— START —
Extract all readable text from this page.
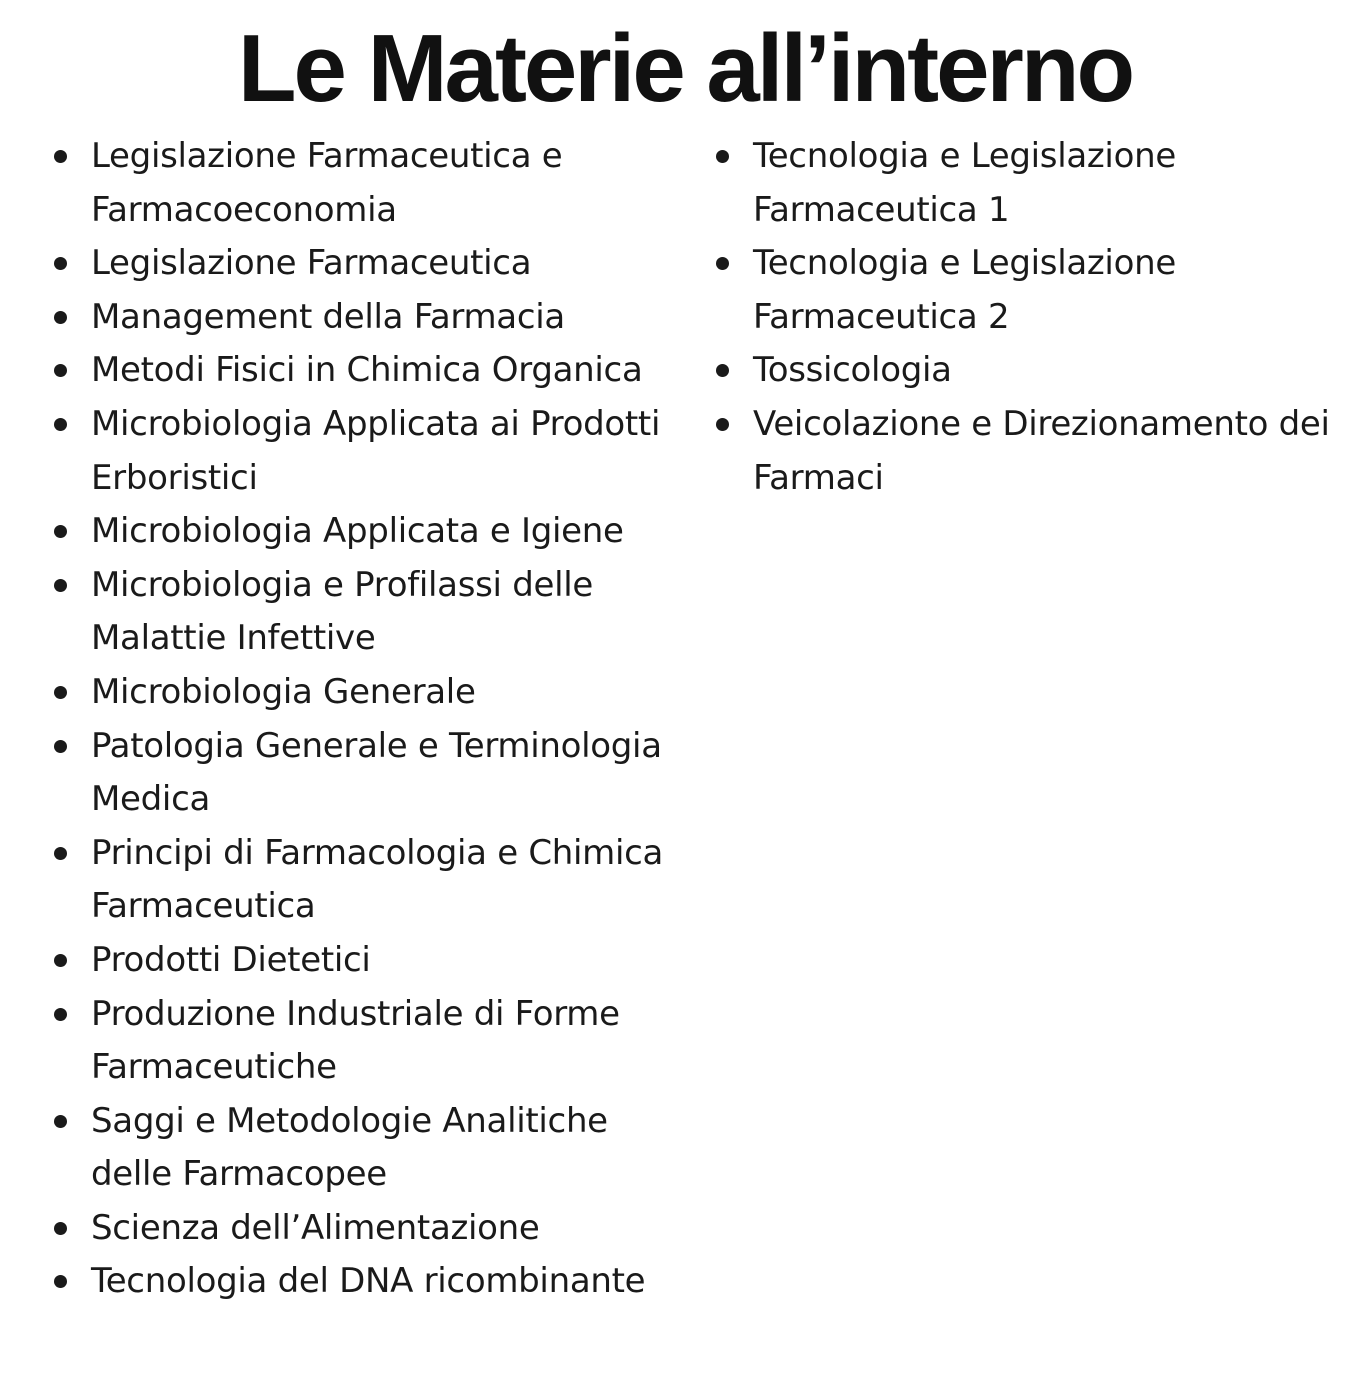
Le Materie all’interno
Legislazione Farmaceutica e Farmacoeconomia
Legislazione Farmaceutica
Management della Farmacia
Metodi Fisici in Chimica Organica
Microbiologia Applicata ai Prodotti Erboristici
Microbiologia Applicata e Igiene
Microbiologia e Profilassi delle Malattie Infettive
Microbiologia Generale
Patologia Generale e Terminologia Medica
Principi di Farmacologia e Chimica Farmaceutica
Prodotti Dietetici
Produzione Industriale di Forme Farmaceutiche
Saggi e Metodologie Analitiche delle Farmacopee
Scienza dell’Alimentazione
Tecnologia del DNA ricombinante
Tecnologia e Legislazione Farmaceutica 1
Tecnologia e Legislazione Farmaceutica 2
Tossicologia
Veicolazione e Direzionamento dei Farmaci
— END —
- **Work instructions**: Reproduce every record above exactly, but leave out the pictures.

- **Solved exercise**:
Extract all readable text from this page.
Le Materie all’interno
Legislazione Farmaceutica e Farmacoeconomia
Legislazione Farmaceutica
Management della Farmacia
Metodi Fisici in Chimica Organica
Microbiologia Applicata ai Prodotti Erboristici
Microbiologia Applicata e Igiene
Microbiologia e Profilassi delle Malattie Infettive
Microbiologia Generale
Patologia Generale e Terminologia Medica
Principi di Farmacologia e Chimica Farmaceutica
Prodotti Dietetici
Produzione Industriale di Forme Farmaceutiche
Saggi e Metodologie Analitiche delle Farmacopee
Scienza dell’Alimentazione
Tecnologia del DNA ricombinante
Tecnologia e Legislazione Farmaceutica 1
Tecnologia e Legislazione Farmaceutica 2
Tossicologia
Veicolazione e Direzionamento dei Farmaci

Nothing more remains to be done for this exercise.